Reproduce the full listing below unchanged, apart from the pictures.

- [Material supplied]
━━━━━━

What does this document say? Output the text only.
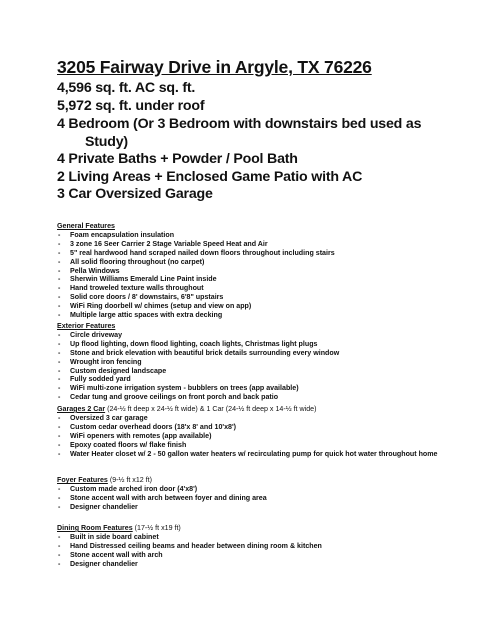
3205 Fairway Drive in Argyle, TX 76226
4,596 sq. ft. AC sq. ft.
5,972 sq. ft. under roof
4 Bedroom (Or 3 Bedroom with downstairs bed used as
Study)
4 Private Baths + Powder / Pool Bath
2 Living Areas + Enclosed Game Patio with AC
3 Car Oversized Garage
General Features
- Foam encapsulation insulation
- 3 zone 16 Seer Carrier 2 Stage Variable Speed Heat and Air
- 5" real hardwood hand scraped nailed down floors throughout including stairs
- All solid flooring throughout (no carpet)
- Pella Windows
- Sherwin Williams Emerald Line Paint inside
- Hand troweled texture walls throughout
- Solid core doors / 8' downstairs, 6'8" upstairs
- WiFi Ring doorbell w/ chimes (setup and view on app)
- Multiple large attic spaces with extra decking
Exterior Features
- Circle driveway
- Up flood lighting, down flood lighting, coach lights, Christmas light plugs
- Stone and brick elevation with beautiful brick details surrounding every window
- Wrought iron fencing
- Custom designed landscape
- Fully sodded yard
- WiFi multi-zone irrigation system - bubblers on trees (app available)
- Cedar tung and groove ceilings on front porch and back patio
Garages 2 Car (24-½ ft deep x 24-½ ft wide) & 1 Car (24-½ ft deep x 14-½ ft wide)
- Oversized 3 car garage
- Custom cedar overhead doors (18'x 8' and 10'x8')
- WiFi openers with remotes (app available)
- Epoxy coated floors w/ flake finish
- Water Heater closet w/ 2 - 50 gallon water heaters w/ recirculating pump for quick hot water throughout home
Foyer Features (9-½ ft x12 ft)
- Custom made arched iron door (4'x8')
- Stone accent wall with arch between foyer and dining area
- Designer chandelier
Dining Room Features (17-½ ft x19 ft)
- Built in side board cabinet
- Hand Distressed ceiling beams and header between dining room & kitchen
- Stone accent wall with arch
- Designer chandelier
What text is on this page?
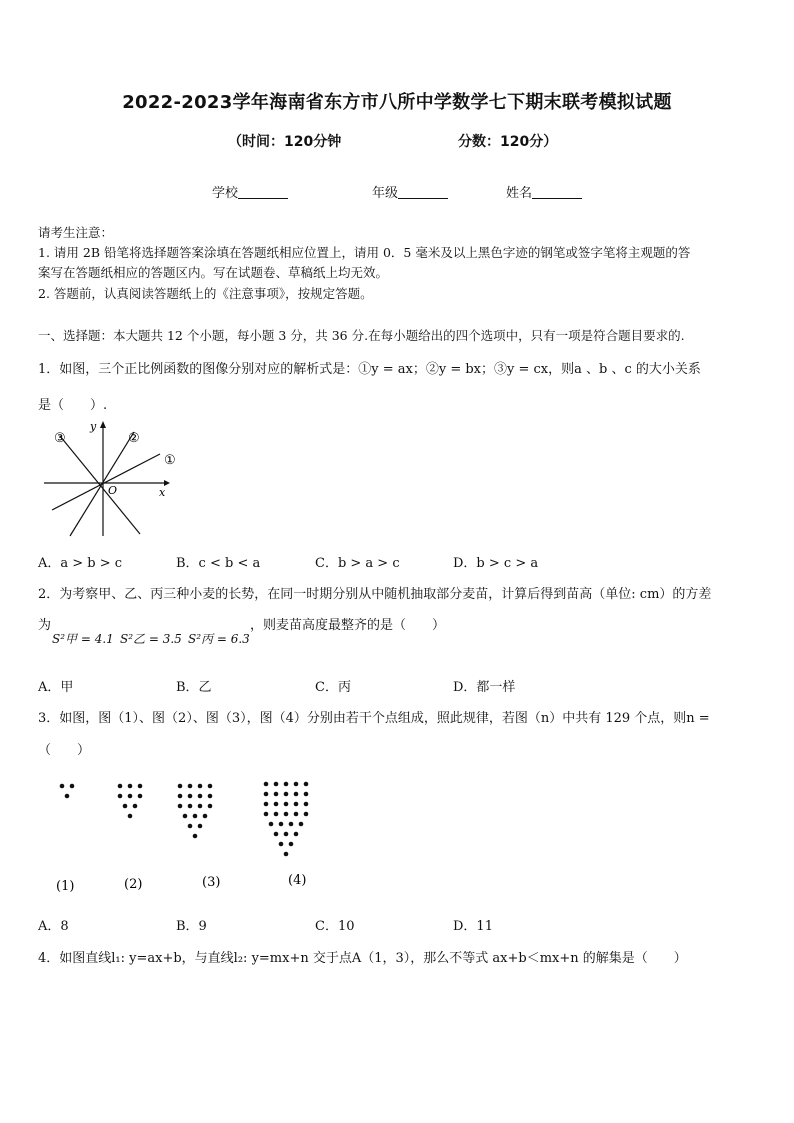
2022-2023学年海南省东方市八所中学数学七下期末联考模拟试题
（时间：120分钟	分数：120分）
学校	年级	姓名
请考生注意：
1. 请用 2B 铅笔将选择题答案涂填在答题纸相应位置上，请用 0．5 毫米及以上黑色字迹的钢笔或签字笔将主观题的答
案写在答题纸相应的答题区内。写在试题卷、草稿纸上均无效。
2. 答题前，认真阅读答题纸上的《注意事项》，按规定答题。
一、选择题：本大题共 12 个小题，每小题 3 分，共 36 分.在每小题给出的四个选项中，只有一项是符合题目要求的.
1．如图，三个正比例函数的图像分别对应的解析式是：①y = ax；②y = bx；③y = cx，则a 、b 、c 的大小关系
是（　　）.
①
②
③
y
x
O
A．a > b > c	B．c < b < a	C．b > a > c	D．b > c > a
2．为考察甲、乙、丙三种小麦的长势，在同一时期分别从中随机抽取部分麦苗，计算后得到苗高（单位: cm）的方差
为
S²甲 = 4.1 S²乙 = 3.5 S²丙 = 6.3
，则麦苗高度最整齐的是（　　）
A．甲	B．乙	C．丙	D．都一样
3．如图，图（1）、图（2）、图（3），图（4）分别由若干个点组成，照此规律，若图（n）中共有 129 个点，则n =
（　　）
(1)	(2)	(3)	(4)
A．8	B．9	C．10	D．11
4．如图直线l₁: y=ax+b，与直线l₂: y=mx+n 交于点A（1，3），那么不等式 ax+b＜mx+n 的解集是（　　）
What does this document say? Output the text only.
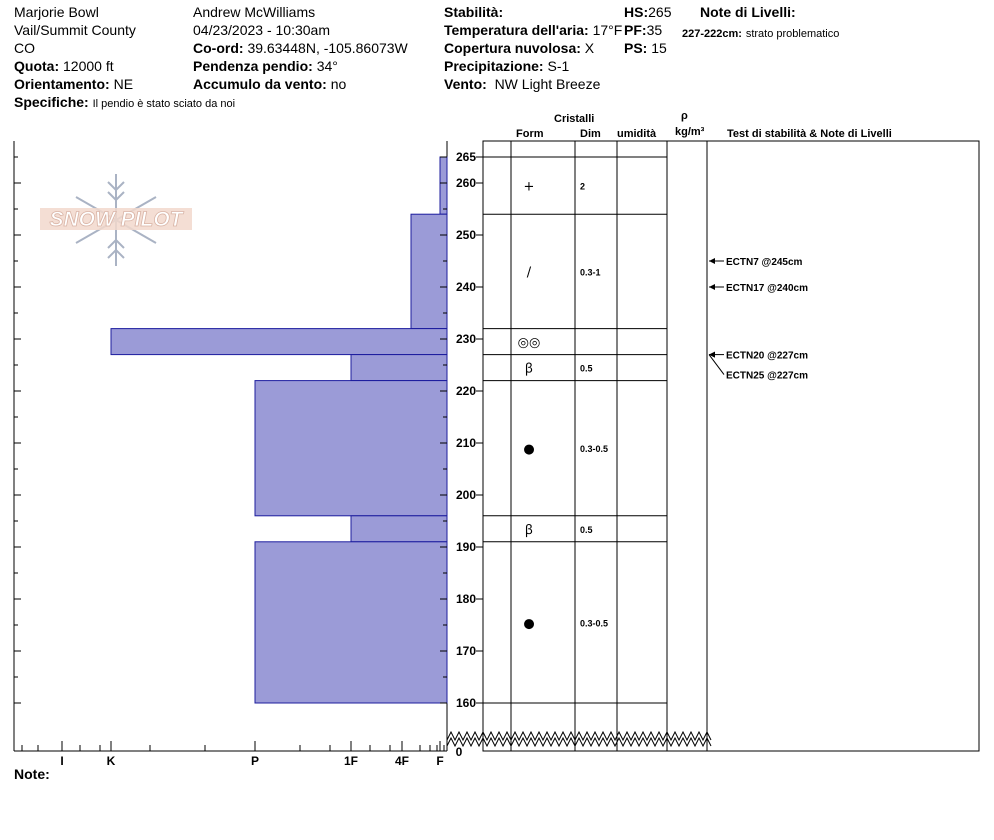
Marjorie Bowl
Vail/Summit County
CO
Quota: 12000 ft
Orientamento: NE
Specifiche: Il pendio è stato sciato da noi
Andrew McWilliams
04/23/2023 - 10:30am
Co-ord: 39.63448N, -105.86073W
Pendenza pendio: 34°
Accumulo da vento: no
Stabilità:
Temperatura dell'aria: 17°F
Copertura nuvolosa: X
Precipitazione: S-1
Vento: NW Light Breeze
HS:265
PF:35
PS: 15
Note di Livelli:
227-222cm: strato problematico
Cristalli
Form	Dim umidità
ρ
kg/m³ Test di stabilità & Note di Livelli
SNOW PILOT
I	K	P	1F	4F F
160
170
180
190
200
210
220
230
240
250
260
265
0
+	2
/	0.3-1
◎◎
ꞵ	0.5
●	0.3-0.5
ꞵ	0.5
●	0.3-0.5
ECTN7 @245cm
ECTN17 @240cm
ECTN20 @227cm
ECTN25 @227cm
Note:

━━━━━━

- [Written reply]
What does this document say? Output the text only.
3205 Fairway Drive in Argyle, TX 76226
4,596 sq. ft. AC sq. ft.
5,972 sq. ft. under roof
4 Bedroom (Or 3 Bedroom with downstairs bed used as
Study)
4 Private Baths + Powder / Pool Bath
2 Living Areas + Enclosed Game Patio with AC
3 Car Oversized Garage
General Features
- Foam encapsulation insulation
- 3 zone 16 Seer Carrier 2 Stage Variable Speed Heat and Air
- 5" real hardwood hand scraped nailed down floors throughout including stairs
- All solid flooring throughout (no carpet)
- Pella Windows
- Sherwin Williams Emerald Line Paint inside
- Hand troweled texture walls throughout
- Solid core doors / 8' downstairs, 6'8" upstairs
- WiFi Ring doorbell w/ chimes (setup and view on app)
- Multiple large attic spaces with extra decking
Exterior Features
- Circle driveway
- Up flood lighting, down flood lighting, coach lights, Christmas light plugs
- Stone and brick elevation with beautiful brick details surrounding every window
- Wrought iron fencing
- Custom designed landscape
- Fully sodded yard
- WiFi multi-zone irrigation system - bubblers on trees (app available)
- Cedar tung and groove ceilings on front porch and back patio
Garages 2 Car (24-½ ft deep x 24-½ ft wide) & 1 Car (24-½ ft deep x 14-½ ft wide)
- Oversized 3 car garage
- Custom cedar overhead doors (18'x 8' and 10'x8')
- WiFi openers with remotes (app available)
- Epoxy coated floors w/ flake finish
- Water Heater closet w/ 2 - 50 gallon water heaters w/ recirculating pump for quick hot water throughout home
Foyer Features (9-½ ft x12 ft)
- Custom made arched iron door (4'x8')
- Stone accent wall with arch between foyer and dining area
- Designer chandelier
Dining Room Features (17-½ ft x19 ft)
- Built in side board cabinet
- Hand Distressed ceiling beams and header between dining room & kitchen
- Stone accent wall with arch
- Designer chandelier
What text is on this page?
2022-2023学年海南省东方市八所中学数学七下期末联考模拟试题
（时间：120分钟	分数：120分）
学校	年级	姓名
请考生注意：
1. 请用 2B 铅笔将选择题答案涂填在答题纸相应位置上，请用 0．5 毫米及以上黑色字迹的钢笔或签字笔将主观题的答
案写在答题纸相应的答题区内。写在试题卷、草稿纸上均无效。
2. 答题前，认真阅读答题纸上的《注意事项》，按规定答题。
一、选择题：本大题共 12 个小题，每小题 3 分，共 36 分.在每小题给出的四个选项中，只有一项是符合题目要求的.
1．如图，三个正比例函数的图像分别对应的解析式是：①y = ax；②y = bx；③y = cx，则a 、b 、c 的大小关系
是（　　）.
①
②
③
y
x
O
A．a > b > c	B．c < b < a	C．b > a > c	D．b > c > a
2．为考察甲、乙、丙三种小麦的长势，在同一时期分别从中随机抽取部分麦苗，计算后得到苗高（单位: cm）的方差
为
S²甲 = 4.1 S²乙 = 3.5 S²丙 = 6.3
，则麦苗高度最整齐的是（　　）
A．甲	B．乙	C．丙	D．都一样
3．如图，图（1）、图（2）、图（3），图（4）分别由若干个点组成，照此规律，若图（n）中共有 129 个点，则n =
（　　）
(1)	(2)	(3)	(4)
A．8	B．9	C．10	D．11
4．如图直线l₁: y=ax+b，与直线l₂: y=mx+n 交于点A（1，3），那么不等式 ax+b＜mx+n 的解集是（　　）
What does this document say? Output the text only.
Marjorie Bowl
Vail/Summit County
CO
Quota: 12000 ft
Orientamento: NE
Specifiche: Il pendio è stato sciato da noi
Andrew McWilliams
04/23/2023 - 10:30am
Co-ord: 39.63448N, -105.86073W
Pendenza pendio: 34°
Accumulo da vento: no
Stabilità:
Temperatura dell'aria: 17°F
Copertura nuvolosa: X
Precipitazione: S-1
Vento: NW Light Breeze
HS:265
PF:35
PS: 15
Note di Livelli:
227-222cm: strato problematico
Cristalli
Form	Dim umidità
ρ
kg/m³ Test di stabilità & Note di Livelli
SNOW PILOT
I	K	P	1F	4F F
160
170
180
190
200
210
220
230
240
250
260
265
0
+	2
/	0.3-1
◎◎
ꞵ	0.5
●	0.3-0.5
ꞵ	0.5
●	0.3-0.5
ECTN7 @245cm
ECTN17 @240cm
ECTN20 @227cm
ECTN25 @227cm
Note:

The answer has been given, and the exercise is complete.